### Task material
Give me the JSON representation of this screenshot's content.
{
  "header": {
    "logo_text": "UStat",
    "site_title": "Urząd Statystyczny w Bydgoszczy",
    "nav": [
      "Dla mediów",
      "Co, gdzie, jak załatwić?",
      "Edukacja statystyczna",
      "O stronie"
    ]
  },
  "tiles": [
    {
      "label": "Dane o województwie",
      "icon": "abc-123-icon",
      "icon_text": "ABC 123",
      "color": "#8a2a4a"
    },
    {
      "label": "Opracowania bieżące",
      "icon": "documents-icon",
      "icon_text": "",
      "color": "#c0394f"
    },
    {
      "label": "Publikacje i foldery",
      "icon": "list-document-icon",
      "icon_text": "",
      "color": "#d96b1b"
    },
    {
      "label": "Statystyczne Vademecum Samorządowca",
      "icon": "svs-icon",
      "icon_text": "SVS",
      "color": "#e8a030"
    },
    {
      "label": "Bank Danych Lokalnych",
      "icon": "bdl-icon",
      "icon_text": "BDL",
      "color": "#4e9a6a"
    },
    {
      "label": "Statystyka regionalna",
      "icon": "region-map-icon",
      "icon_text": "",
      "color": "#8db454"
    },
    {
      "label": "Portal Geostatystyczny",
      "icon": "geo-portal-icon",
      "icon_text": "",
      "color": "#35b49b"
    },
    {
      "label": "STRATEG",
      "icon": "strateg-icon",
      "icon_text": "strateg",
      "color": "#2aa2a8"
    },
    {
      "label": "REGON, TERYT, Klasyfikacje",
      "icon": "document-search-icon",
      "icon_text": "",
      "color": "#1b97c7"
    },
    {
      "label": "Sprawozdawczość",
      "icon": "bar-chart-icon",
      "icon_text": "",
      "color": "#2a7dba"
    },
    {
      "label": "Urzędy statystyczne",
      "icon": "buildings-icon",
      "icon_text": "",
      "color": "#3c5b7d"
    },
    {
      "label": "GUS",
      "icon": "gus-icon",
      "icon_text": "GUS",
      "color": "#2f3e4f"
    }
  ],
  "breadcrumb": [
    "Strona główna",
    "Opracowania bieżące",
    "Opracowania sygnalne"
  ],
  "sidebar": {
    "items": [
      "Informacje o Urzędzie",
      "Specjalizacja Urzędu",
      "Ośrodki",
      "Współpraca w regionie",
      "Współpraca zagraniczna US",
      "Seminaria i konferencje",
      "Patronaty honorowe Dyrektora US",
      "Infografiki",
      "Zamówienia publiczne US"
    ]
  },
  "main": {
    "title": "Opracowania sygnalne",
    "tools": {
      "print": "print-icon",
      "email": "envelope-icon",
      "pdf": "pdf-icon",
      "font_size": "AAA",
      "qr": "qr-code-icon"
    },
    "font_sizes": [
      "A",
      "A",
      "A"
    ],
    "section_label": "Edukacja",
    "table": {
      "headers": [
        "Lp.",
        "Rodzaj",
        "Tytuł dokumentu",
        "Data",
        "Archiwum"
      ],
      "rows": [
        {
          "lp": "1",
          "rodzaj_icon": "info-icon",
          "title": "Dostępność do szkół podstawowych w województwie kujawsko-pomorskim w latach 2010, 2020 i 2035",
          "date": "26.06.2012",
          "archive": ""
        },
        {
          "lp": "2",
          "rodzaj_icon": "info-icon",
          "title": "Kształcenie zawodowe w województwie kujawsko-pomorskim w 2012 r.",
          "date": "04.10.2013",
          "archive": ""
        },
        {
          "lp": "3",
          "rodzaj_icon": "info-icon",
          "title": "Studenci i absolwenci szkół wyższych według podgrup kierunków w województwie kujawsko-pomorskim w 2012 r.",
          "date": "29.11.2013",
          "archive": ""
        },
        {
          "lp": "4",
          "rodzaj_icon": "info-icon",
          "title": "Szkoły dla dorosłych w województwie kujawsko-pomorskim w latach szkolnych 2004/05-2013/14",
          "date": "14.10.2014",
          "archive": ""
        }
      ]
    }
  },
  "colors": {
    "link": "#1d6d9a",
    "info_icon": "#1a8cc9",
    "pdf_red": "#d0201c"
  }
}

### Directions for this task
Each line above that holds the string "szkół" should be copied and shown.

### The completed task
          "title": "Dostępność do szkół podstawowych w województwie kujawsko-pomorskim w latach 2010, 2020 i 2035",
          "title": "Studenci i absolwenci szkół wyższych według podgrup kierunków w województwie kujawsko-pomorskim w 2012 r.",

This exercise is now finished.